TASK PROMPT
Count lines, not occurrences: report how many lines in the records hold the string "this", and nothing else.

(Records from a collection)
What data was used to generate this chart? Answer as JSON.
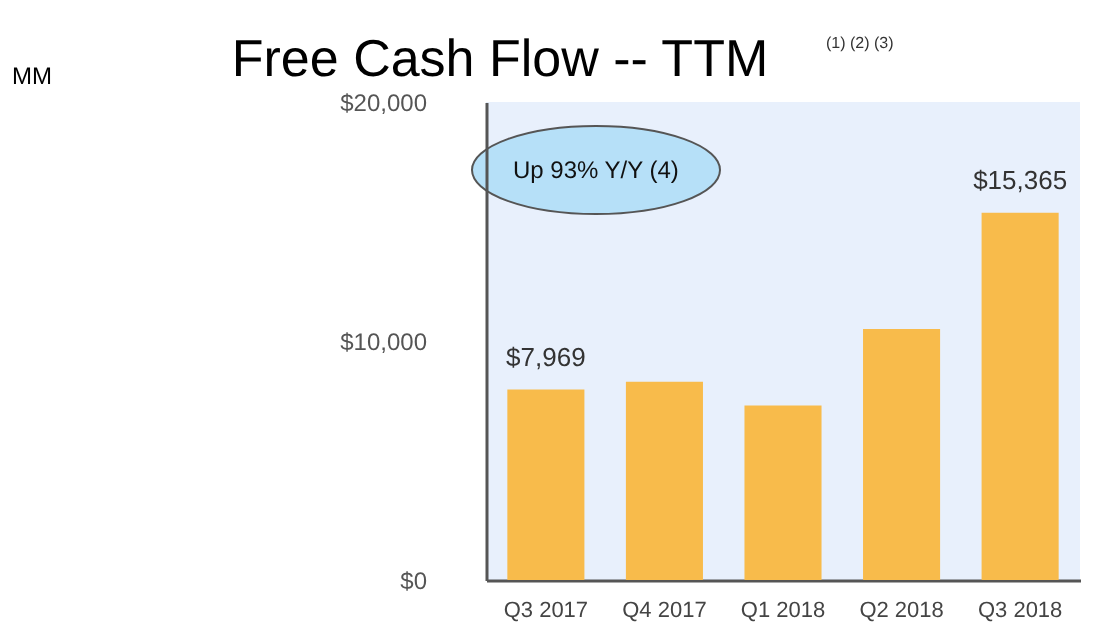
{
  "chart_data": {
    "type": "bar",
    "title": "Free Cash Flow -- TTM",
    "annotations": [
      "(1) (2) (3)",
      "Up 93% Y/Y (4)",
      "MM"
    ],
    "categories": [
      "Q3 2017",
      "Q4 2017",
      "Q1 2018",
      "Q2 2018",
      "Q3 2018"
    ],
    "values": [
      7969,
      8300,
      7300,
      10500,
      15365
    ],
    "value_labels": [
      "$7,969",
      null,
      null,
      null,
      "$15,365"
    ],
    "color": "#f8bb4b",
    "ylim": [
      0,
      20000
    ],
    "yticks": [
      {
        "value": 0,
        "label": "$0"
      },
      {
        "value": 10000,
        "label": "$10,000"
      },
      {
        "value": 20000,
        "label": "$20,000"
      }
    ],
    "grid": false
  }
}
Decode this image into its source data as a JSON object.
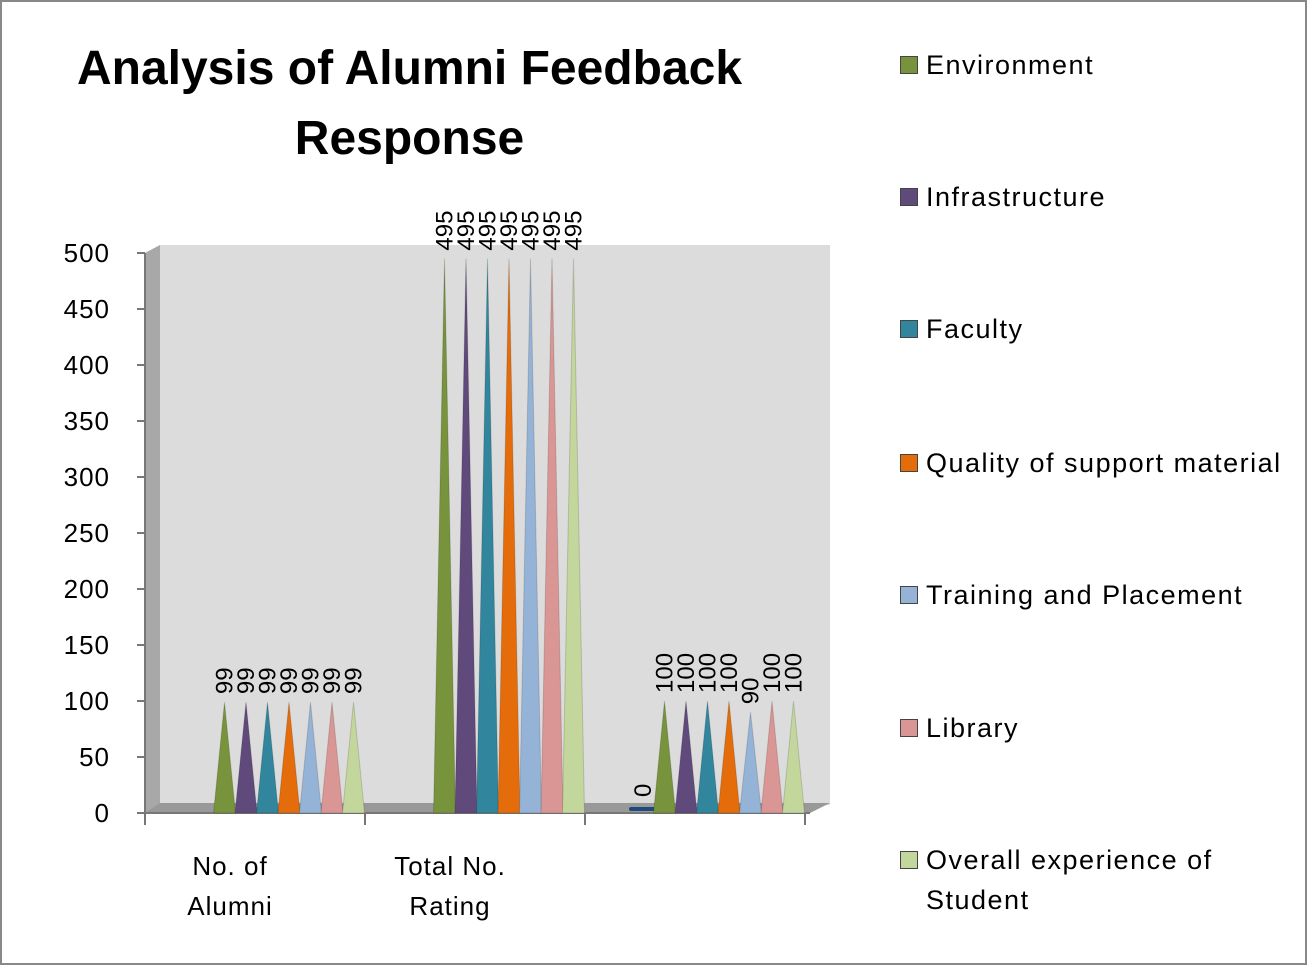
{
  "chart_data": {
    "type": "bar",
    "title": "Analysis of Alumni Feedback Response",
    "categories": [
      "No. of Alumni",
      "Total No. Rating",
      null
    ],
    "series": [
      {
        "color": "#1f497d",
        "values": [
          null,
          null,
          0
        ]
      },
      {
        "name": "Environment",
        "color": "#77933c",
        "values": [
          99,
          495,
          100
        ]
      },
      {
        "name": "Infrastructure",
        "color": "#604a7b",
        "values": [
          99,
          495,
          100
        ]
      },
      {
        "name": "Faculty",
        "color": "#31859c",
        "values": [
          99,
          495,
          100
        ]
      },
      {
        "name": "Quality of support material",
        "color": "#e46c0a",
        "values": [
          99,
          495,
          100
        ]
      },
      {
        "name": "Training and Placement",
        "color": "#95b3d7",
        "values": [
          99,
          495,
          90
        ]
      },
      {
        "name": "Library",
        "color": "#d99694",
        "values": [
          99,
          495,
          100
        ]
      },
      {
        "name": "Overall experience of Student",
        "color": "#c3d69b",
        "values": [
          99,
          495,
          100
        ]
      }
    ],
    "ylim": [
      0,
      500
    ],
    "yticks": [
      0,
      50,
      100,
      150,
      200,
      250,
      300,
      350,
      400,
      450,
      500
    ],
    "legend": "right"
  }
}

EXERCISE RESULT
2